* [Provided data]:
● ● ●

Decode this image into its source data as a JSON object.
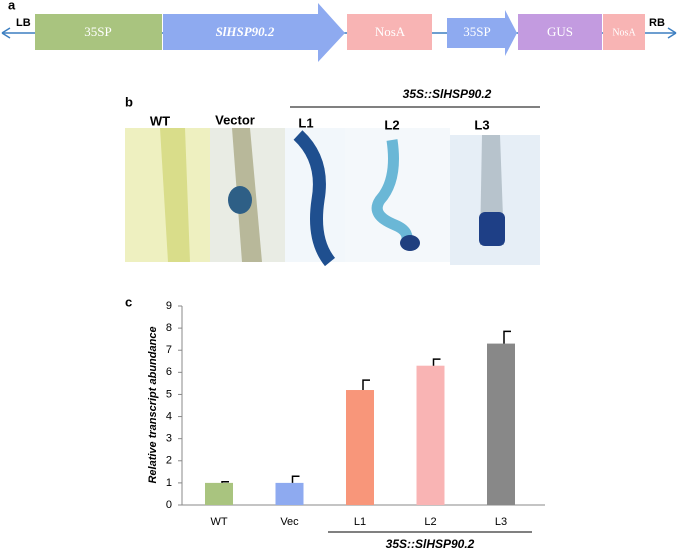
{
  "panel_a": {
    "label": "a",
    "left_border": "LB",
    "right_border": "RB",
    "elements": [
      "35SP",
      "SlHSP90.2",
      "NosA",
      "35SP",
      "GUS",
      "NosA"
    ]
  },
  "panel_b": {
    "label": "b",
    "group": "35S::SlHSP90.2",
    "lanes": [
      "WT",
      "Vector",
      "L1",
      "L2",
      "L3"
    ]
  },
  "chart_data": {
    "type": "bar",
    "panel_label": "c",
    "y_label": "Relative transcript abundance",
    "categories": [
      "WT",
      "Vec",
      "L1",
      "L2",
      "L3"
    ],
    "values": [
      1.0,
      1.0,
      5.2,
      6.3,
      7.3
    ],
    "errors": [
      0.05,
      0.3,
      0.45,
      0.3,
      0.55
    ],
    "colors": [
      "#a9c47f",
      "#8eaaf0",
      "#f8967a",
      "#f9b4b4",
      "#888888"
    ],
    "group_label": "35S::SlHSP90.2",
    "ylim": [
      0,
      9
    ],
    "yticks": [
      0,
      1,
      2,
      3,
      4,
      5,
      6,
      7,
      8,
      9
    ],
    "grid": false
  }
}
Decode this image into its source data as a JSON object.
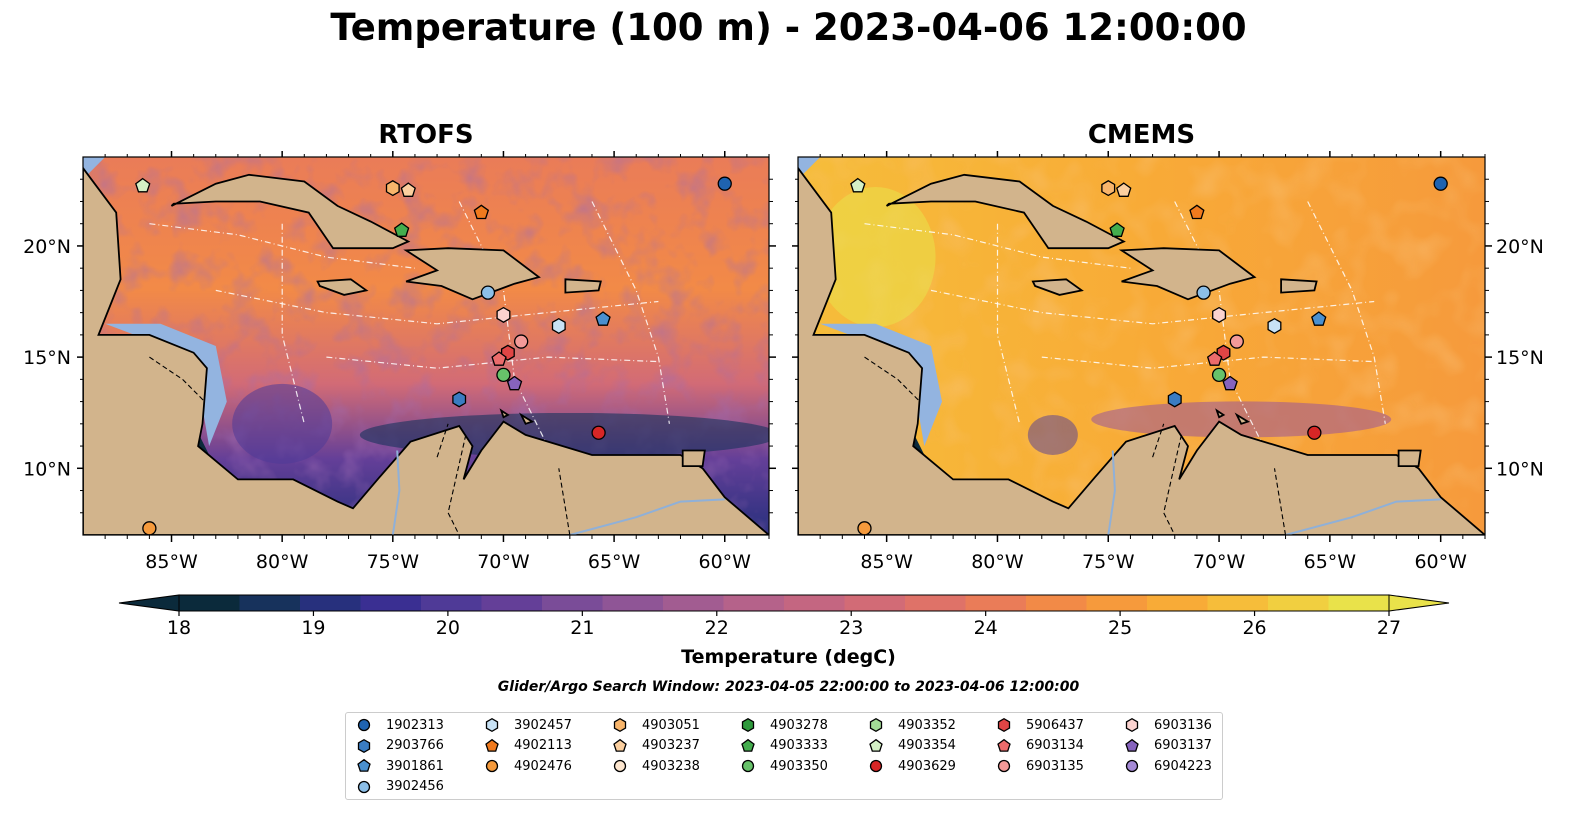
{
  "title": "Temperature (100 m) - 2023-04-06 12:00:00",
  "panels": [
    {
      "title": "RTOFS",
      "variant": "rtofs"
    },
    {
      "title": "CMEMS",
      "variant": "cmems"
    }
  ],
  "axes": {
    "lon_ticks": [
      "85°W",
      "80°W",
      "75°W",
      "70°W",
      "65°W",
      "60°W"
    ],
    "lat_ticks_left": [
      "20°N",
      "15°N",
      "10°N"
    ],
    "lat_ticks_right": [
      "20°N",
      "15°N",
      "10°N"
    ],
    "lon_range": [
      -89,
      -58
    ],
    "lat_range": [
      7,
      24
    ]
  },
  "colorbar": {
    "label": "Temperature (degC)",
    "ticks": [
      "18",
      "19",
      "20",
      "21",
      "22",
      "23",
      "24",
      "25",
      "26",
      "27"
    ],
    "range": [
      18,
      27
    ],
    "extend": "both",
    "colors": [
      "#0b2a3b",
      "#17325c",
      "#27307d",
      "#3a2f92",
      "#4f3a97",
      "#643f98",
      "#7a4c98",
      "#8f5596",
      "#a25c91",
      "#b5628a",
      "#c46681",
      "#d26b76",
      "#df7268",
      "#ea7c58",
      "#f28a47",
      "#f69a3c",
      "#f8ab37",
      "#f6bd3a",
      "#f1cf40",
      "#e9e24a"
    ]
  },
  "search_window": "Glider/Argo Search Window: 2023-04-05 22:00:00 to 2023-04-06 12:00:00",
  "legend": [
    {
      "id": "1902313",
      "marker": "circle",
      "color": "#1f63b0"
    },
    {
      "id": "2903766",
      "marker": "hexagon",
      "color": "#3a7cc2"
    },
    {
      "id": "3901861",
      "marker": "pentagon",
      "color": "#4a90cf"
    },
    {
      "id": "3902456",
      "marker": "circle",
      "color": "#8cbfe8"
    },
    {
      "id": "3902457",
      "marker": "hexagon",
      "color": "#c8e2f5"
    },
    {
      "id": "4902113",
      "marker": "pentagon",
      "color": "#f07a1e"
    },
    {
      "id": "4902476",
      "marker": "circle",
      "color": "#f59a3c"
    },
    {
      "id": "4903051",
      "marker": "hexagon",
      "color": "#f8b56b"
    },
    {
      "id": "4903237",
      "marker": "pentagon",
      "color": "#fbcf9f"
    },
    {
      "id": "4903238",
      "marker": "circle",
      "color": "#fde6cf"
    },
    {
      "id": "4903278",
      "marker": "hexagon",
      "color": "#2e9a3c"
    },
    {
      "id": "4903333",
      "marker": "pentagon",
      "color": "#44ad4e"
    },
    {
      "id": "4903350",
      "marker": "circle",
      "color": "#67c26a"
    },
    {
      "id": "4903352",
      "marker": "hexagon",
      "color": "#a3dc96"
    },
    {
      "id": "4903354",
      "marker": "pentagon",
      "color": "#d4f0c6"
    },
    {
      "id": "4903629",
      "marker": "circle",
      "color": "#d72626"
    },
    {
      "id": "5906437",
      "marker": "hexagon",
      "color": "#e04545"
    },
    {
      "id": "6903134",
      "marker": "pentagon",
      "color": "#ec6b6b"
    },
    {
      "id": "6903135",
      "marker": "circle",
      "color": "#f39a98"
    },
    {
      "id": "6903136",
      "marker": "hexagon",
      "color": "#fbd3d0"
    },
    {
      "id": "6903137",
      "marker": "pentagon",
      "color": "#8663bd"
    },
    {
      "id": "6904223",
      "marker": "circle",
      "color": "#a58ad6"
    }
  ],
  "floats": [
    {
      "id": "1902313",
      "lon": -60.0,
      "lat": 22.8
    },
    {
      "id": "4903354",
      "lon": -86.3,
      "lat": 22.7
    },
    {
      "id": "4903051",
      "lon": -75.0,
      "lat": 22.6
    },
    {
      "id": "4903237",
      "lon": -74.3,
      "lat": 22.5
    },
    {
      "id": "4902113",
      "lon": -71.0,
      "lat": 21.5
    },
    {
      "id": "4903333",
      "lon": -74.6,
      "lat": 20.7
    },
    {
      "id": "3902456",
      "lon": -70.7,
      "lat": 17.9
    },
    {
      "id": "6903136",
      "lon": -70.0,
      "lat": 16.9
    },
    {
      "id": "3902457",
      "lon": -67.5,
      "lat": 16.4
    },
    {
      "id": "3901861",
      "lon": -65.5,
      "lat": 16.7
    },
    {
      "id": "6903135",
      "lon": -69.2,
      "lat": 15.7
    },
    {
      "id": "5906437",
      "lon": -69.8,
      "lat": 15.2
    },
    {
      "id": "6903134",
      "lon": -70.2,
      "lat": 14.9
    },
    {
      "id": "4903350",
      "lon": -70.0,
      "lat": 14.2
    },
    {
      "id": "6903137",
      "lon": -69.5,
      "lat": 13.8
    },
    {
      "id": "2903766",
      "lon": -72.0,
      "lat": 13.1
    },
    {
      "id": "4903629",
      "lon": -65.7,
      "lat": 11.6
    },
    {
      "id": "4902476",
      "lon": -86.0,
      "lat": 7.3
    }
  ]
}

● ● ●

Output every entry verbatim. Pictures do not belong in the copy.

* [Task result]:
Decode this image into its source data as a JSON object.
{
  "panel_a": {
    "label": "a",
    "left_border": "LB",
    "right_border": "RB",
    "elements": [
      "35SP",
      "SlHSP90.2",
      "NosA",
      "35SP",
      "GUS",
      "NosA"
    ]
  },
  "panel_b": {
    "label": "b",
    "group": "35S::SlHSP90.2",
    "lanes": [
      "WT",
      "Vector",
      "L1",
      "L2",
      "L3"
    ]
  },
  "chart_data": {
    "type": "bar",
    "panel_label": "c",
    "y_label": "Relative transcript abundance",
    "categories": [
      "WT",
      "Vec",
      "L1",
      "L2",
      "L3"
    ],
    "values": [
      1.0,
      1.0,
      5.2,
      6.3,
      7.3
    ],
    "errors": [
      0.05,
      0.3,
      0.45,
      0.3,
      0.55
    ],
    "colors": [
      "#a9c47f",
      "#8eaaf0",
      "#f8967a",
      "#f9b4b4",
      "#888888"
    ],
    "group_label": "35S::SlHSP90.2",
    "ylim": [
      0,
      9
    ],
    "yticks": [
      0,
      1,
      2,
      3,
      4,
      5,
      6,
      7,
      8,
      9
    ],
    "grid": false
  }
}
Decode this image into its source data as a JSON object.
{
  "title": "Temperature (100 m) - 2023-04-06 12:00:00",
  "panels": [
    {
      "title": "RTOFS",
      "variant": "rtofs"
    },
    {
      "title": "CMEMS",
      "variant": "cmems"
    }
  ],
  "axes": {
    "lon_ticks": [
      "85°W",
      "80°W",
      "75°W",
      "70°W",
      "65°W",
      "60°W"
    ],
    "lat_ticks_left": [
      "20°N",
      "15°N",
      "10°N"
    ],
    "lat_ticks_right": [
      "20°N",
      "15°N",
      "10°N"
    ],
    "lon_range": [
      -89,
      -58
    ],
    "lat_range": [
      7,
      24
    ]
  },
  "colorbar": {
    "label": "Temperature (degC)",
    "ticks": [
      "18",
      "19",
      "20",
      "21",
      "22",
      "23",
      "24",
      "25",
      "26",
      "27"
    ],
    "range": [
      18,
      27
    ],
    "extend": "both",
    "colors": [
      "#0b2a3b",
      "#17325c",
      "#27307d",
      "#3a2f92",
      "#4f3a97",
      "#643f98",
      "#7a4c98",
      "#8f5596",
      "#a25c91",
      "#b5628a",
      "#c46681",
      "#d26b76",
      "#df7268",
      "#ea7c58",
      "#f28a47",
      "#f69a3c",
      "#f8ab37",
      "#f6bd3a",
      "#f1cf40",
      "#e9e24a"
    ]
  },
  "search_window": "Glider/Argo Search Window: 2023-04-05 22:00:00 to 2023-04-06 12:00:00",
  "legend": [
    {
      "id": "1902313",
      "marker": "circle",
      "color": "#1f63b0"
    },
    {
      "id": "2903766",
      "marker": "hexagon",
      "color": "#3a7cc2"
    },
    {
      "id": "3901861",
      "marker": "pentagon",
      "color": "#4a90cf"
    },
    {
      "id": "3902456",
      "marker": "circle",
      "color": "#8cbfe8"
    },
    {
      "id": "3902457",
      "marker": "hexagon",
      "color": "#c8e2f5"
    },
    {
      "id": "4902113",
      "marker": "pentagon",
      "color": "#f07a1e"
    },
    {
      "id": "4902476",
      "marker": "circle",
      "color": "#f59a3c"
    },
    {
      "id": "4903051",
      "marker": "hexagon",
      "color": "#f8b56b"
    },
    {
      "id": "4903237",
      "marker": "pentagon",
      "color": "#fbcf9f"
    },
    {
      "id": "4903238",
      "marker": "circle",
      "color": "#fde6cf"
    },
    {
      "id": "4903278",
      "marker": "hexagon",
      "color": "#2e9a3c"
    },
    {
      "id": "4903333",
      "marker": "pentagon",
      "color": "#44ad4e"
    },
    {
      "id": "4903350",
      "marker": "circle",
      "color": "#67c26a"
    },
    {
      "id": "4903352",
      "marker": "hexagon",
      "color": "#a3dc96"
    },
    {
      "id": "4903354",
      "marker": "pentagon",
      "color": "#d4f0c6"
    },
    {
      "id": "4903629",
      "marker": "circle",
      "color": "#d72626"
    },
    {
      "id": "5906437",
      "marker": "hexagon",
      "color": "#e04545"
    },
    {
      "id": "6903134",
      "marker": "pentagon",
      "color": "#ec6b6b"
    },
    {
      "id": "6903135",
      "marker": "circle",
      "color": "#f39a98"
    },
    {
      "id": "6903136",
      "marker": "hexagon",
      "color": "#fbd3d0"
    },
    {
      "id": "6903137",
      "marker": "pentagon",
      "color": "#8663bd"
    },
    {
      "id": "6904223",
      "marker": "circle",
      "color": "#a58ad6"
    }
  ],
  "floats": [
    {
      "id": "1902313",
      "lon": -60.0,
      "lat": 22.8
    },
    {
      "id": "4903354",
      "lon": -86.3,
      "lat": 22.7
    },
    {
      "id": "4903051",
      "lon": -75.0,
      "lat": 22.6
    },
    {
      "id": "4903237",
      "lon": -74.3,
      "lat": 22.5
    },
    {
      "id": "4902113",
      "lon": -71.0,
      "lat": 21.5
    },
    {
      "id": "4903333",
      "lon": -74.6,
      "lat": 20.7
    },
    {
      "id": "3902456",
      "lon": -70.7,
      "lat": 17.9
    },
    {
      "id": "6903136",
      "lon": -70.0,
      "lat": 16.9
    },
    {
      "id": "3902457",
      "lon": -67.5,
      "lat": 16.4
    },
    {
      "id": "3901861",
      "lon": -65.5,
      "lat": 16.7
    },
    {
      "id": "6903135",
      "lon": -69.2,
      "lat": 15.7
    },
    {
      "id": "5906437",
      "lon": -69.8,
      "lat": 15.2
    },
    {
      "id": "6903134",
      "lon": -70.2,
      "lat": 14.9
    },
    {
      "id": "4903350",
      "lon": -70.0,
      "lat": 14.2
    },
    {
      "id": "6903137",
      "lon": -69.5,
      "lat": 13.8
    },
    {
      "id": "2903766",
      "lon": -72.0,
      "lat": 13.1
    },
    {
      "id": "4903629",
      "lon": -65.7,
      "lat": 11.6
    },
    {
      "id": "4902476",
      "lon": -86.0,
      "lat": 7.3
    }
  ]
}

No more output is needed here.